Requirement:
Find the line containing "Convert this screenshot". Return it and every line after it, unchanged, up to and including the last line.

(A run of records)
-- Start --
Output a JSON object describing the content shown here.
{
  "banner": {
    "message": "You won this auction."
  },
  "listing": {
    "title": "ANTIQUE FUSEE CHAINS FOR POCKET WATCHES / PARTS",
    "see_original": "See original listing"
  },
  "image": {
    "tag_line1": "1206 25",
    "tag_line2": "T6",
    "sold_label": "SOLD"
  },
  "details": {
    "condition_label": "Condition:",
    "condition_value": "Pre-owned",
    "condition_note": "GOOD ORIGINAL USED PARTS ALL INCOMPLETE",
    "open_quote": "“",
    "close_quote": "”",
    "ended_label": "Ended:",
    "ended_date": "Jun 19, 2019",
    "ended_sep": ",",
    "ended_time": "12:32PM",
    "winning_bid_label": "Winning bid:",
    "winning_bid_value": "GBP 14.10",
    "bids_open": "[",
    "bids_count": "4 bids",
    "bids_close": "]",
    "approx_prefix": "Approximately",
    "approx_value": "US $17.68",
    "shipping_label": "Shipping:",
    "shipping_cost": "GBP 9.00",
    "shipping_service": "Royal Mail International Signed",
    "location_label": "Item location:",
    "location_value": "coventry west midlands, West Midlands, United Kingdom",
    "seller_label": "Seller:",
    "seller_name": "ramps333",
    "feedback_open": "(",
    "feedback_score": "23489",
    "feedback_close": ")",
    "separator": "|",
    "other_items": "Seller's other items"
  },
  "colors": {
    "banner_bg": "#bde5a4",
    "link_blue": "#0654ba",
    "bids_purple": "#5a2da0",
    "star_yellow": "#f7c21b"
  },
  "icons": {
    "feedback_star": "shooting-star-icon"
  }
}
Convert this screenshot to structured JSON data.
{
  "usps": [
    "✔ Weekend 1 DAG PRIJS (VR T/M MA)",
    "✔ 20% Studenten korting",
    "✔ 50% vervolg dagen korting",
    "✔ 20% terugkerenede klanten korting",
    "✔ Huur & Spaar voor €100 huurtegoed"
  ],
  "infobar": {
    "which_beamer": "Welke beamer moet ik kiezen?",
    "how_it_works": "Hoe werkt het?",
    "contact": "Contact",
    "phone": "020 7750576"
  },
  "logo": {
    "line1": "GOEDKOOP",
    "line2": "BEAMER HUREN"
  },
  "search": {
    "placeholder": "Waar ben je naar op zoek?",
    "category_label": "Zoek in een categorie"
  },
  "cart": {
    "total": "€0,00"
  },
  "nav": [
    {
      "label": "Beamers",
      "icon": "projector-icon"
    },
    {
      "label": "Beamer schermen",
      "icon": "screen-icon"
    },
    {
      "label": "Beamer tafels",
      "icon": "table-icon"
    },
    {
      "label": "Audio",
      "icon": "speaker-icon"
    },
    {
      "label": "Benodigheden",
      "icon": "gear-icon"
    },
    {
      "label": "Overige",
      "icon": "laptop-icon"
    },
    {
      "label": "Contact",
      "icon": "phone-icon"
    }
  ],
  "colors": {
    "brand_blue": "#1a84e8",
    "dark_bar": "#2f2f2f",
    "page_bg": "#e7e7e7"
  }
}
-- End --
Result:
Convert this screenshot to structured JSON data.
{
  "usps": [
    "✔ Weekend 1 DAG PRIJS (VR T/M MA)",
    "✔ 20% Studenten korting",
    "✔ 50% vervolg dagen korting",
    "✔ 20% terugkerenede klanten korting",
    "✔ Huur & Spaar voor €100 huurtegoed"
  ],
  "infobar": {
    "which_beamer": "Welke beamer moet ik kiezen?",
    "how_it_works": "Hoe werkt het?",
    "contact": "Contact",
    "phone": "020 7750576"
  },
  "logo": {
    "line1": "GOEDKOOP",
    "line2": "BEAMER HUREN"
  },
  "search": {
    "placeholder": "Waar ben je naar op zoek?",
    "category_label": "Zoek in een categorie"
  },
  "cart": {
    "total": "€0,00"
  },
  "nav": [
    {
      "label": "Beamers",
      "icon": "projector-icon"
    },
    {
      "label": "Beamer schermen",
      "icon": "screen-icon"
    },
    {
      "label": "Beamer tafels",
      "icon": "table-icon"
    },
    {
      "label": "Audio",
      "icon": "speaker-icon"
    },
    {
      "label": "Benodigheden",
      "icon": "gear-icon"
    },
    {
      "label": "Overige",
      "icon": "laptop-icon"
    },
    {
      "label": "Contact",
      "icon": "phone-icon"
    }
  ],
  "colors": {
    "brand_blue": "#1a84e8",
    "dark_bar": "#2f2f2f",
    "page_bg": "#e7e7e7"
  }
}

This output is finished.